# [GOAL OF THE EXERCISE]
Copy out all of the data below with no alterations.

═══ RECORD LIST ═══

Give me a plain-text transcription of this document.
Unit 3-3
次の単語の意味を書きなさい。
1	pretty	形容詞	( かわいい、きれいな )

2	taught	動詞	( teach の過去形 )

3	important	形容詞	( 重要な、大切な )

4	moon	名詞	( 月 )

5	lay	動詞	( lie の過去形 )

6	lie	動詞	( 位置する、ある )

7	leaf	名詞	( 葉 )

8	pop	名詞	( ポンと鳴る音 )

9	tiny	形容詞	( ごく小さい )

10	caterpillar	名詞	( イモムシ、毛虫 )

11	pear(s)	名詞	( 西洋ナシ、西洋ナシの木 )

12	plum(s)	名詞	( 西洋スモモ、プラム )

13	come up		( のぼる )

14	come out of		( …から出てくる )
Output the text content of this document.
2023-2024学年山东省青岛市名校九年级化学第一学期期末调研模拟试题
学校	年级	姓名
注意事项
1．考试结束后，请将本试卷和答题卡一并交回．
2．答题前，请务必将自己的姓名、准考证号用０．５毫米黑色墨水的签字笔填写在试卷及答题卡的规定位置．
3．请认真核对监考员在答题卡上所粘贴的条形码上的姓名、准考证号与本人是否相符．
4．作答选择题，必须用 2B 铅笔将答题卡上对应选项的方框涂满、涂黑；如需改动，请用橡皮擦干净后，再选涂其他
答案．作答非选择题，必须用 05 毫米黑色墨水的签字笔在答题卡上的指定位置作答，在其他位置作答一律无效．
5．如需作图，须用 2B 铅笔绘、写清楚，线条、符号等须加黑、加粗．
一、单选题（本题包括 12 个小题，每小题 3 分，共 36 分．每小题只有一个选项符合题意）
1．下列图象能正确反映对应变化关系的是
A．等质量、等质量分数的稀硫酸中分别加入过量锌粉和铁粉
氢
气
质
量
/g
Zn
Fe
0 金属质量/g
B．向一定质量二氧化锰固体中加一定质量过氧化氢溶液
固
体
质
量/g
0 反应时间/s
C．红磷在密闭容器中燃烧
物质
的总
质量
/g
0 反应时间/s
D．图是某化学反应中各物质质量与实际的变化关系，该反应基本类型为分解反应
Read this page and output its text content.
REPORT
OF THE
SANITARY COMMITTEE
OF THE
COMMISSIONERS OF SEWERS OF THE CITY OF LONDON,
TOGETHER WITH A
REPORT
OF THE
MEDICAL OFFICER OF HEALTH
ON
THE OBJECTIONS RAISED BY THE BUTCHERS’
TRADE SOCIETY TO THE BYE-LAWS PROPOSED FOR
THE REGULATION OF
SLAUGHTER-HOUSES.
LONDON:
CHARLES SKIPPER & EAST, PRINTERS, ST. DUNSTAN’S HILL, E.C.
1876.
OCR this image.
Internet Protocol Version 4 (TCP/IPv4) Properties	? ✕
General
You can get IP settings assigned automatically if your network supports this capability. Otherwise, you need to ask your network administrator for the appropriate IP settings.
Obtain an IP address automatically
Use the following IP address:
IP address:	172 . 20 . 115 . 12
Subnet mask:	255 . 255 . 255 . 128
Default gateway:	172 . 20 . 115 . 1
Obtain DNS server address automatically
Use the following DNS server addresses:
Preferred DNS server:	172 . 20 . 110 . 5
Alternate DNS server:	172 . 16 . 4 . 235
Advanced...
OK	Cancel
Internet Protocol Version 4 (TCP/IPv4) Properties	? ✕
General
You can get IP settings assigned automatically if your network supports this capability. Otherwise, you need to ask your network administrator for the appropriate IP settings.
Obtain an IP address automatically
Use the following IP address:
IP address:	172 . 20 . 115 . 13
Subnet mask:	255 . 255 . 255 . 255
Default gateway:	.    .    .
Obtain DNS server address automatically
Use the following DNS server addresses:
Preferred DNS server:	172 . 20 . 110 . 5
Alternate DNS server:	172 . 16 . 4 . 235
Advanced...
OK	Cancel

═══

# [EXERCISE ANSWER]
Give me a plain-text transcription of this document.
Unit 3-3
次の単語の意味を書きなさい。
1	pretty	形容詞	( かわいい、きれいな )

2	taught	動詞	( teach の過去形 )

3	important	形容詞	( 重要な、大切な )

4	moon	名詞	( 月 )

5	lay	動詞	( lie の過去形 )

6	lie	動詞	( 位置する、ある )

7	leaf	名詞	( 葉 )

8	pop	名詞	( ポンと鳴る音 )

9	tiny	形容詞	( ごく小さい )

10	caterpillar	名詞	( イモムシ、毛虫 )

11	pear(s)	名詞	( 西洋ナシ、西洋ナシの木 )

12	plum(s)	名詞	( 西洋スモモ、プラム )

13	come up		( のぼる )

14	come out of		( …から出てくる )
Output the text content of this document.
2023-2024学年山东省青岛市名校九年级化学第一学期期末调研模拟试题
学校	年级	姓名
注意事项
1．考试结束后，请将本试卷和答题卡一并交回．
2．答题前，请务必将自己的姓名、准考证号用０．５毫米黑色墨水的签字笔填写在试卷及答题卡的规定位置．
3．请认真核对监考员在答题卡上所粘贴的条形码上的姓名、准考证号与本人是否相符．
4．作答选择题，必须用 2B 铅笔将答题卡上对应选项的方框涂满、涂黑；如需改动，请用橡皮擦干净后，再选涂其他
答案．作答非选择题，必须用 05 毫米黑色墨水的签字笔在答题卡上的指定位置作答，在其他位置作答一律无效．
5．如需作图，须用 2B 铅笔绘、写清楚，线条、符号等须加黑、加粗．
一、单选题（本题包括 12 个小题，每小题 3 分，共 36 分．每小题只有一个选项符合题意）
1．下列图象能正确反映对应变化关系的是
A．等质量、等质量分数的稀硫酸中分别加入过量锌粉和铁粉
氢
气
质
量
/g
Zn
Fe
0 金属质量/g
B．向一定质量二氧化锰固体中加一定质量过氧化氢溶液
固
体
质
量/g
0 反应时间/s
C．红磷在密闭容器中燃烧
物质
的总
质量
/g
0 反应时间/s
D．图是某化学反应中各物质质量与实际的变化关系，该反应基本类型为分解反应
Read this page and output its text content.
REPORT
OF THE
SANITARY COMMITTEE
OF THE
COMMISSIONERS OF SEWERS OF THE CITY OF LONDON,
TOGETHER WITH A
REPORT
OF THE
MEDICAL OFFICER OF HEALTH
ON
THE OBJECTIONS RAISED BY THE BUTCHERS’
TRADE SOCIETY TO THE BYE-LAWS PROPOSED FOR
THE REGULATION OF
SLAUGHTER-HOUSES.
LONDON:
CHARLES SKIPPER & EAST, PRINTERS, ST. DUNSTAN’S HILL, E.C.
1876.
OCR this image.
Internet Protocol Version 4 (TCP/IPv4) Properties	? ✕
General
You can get IP settings assigned automatically if your network supports this capability. Otherwise, you need to ask your network administrator for the appropriate IP settings.
Obtain an IP address automatically
Use the following IP address:
IP address:	172 . 20 . 115 . 12
Subnet mask:	255 . 255 . 255 . 128
Default gateway:	172 . 20 . 115 . 1
Obtain DNS server address automatically
Use the following DNS server addresses:
Preferred DNS server:	172 . 20 . 110 . 5
Alternate DNS server:	172 . 16 . 4 . 235
Advanced...
OK	Cancel
Internet Protocol Version 4 (TCP/IPv4) Properties	? ✕
General
You can get IP settings assigned automatically if your network supports this capability. Otherwise, you need to ask your network administrator for the appropriate IP settings.
Obtain an IP address automatically
Use the following IP address:
IP address:	172 . 20 . 115 . 13
Subnet mask:	255 . 255 . 255 . 255
Default gateway:	.    .    .
Obtain DNS server address automatically
Use the following DNS server addresses:
Preferred DNS server:	172 . 20 . 110 . 5
Alternate DNS server:	172 . 16 . 4 . 235
Advanced...
OK	Cancel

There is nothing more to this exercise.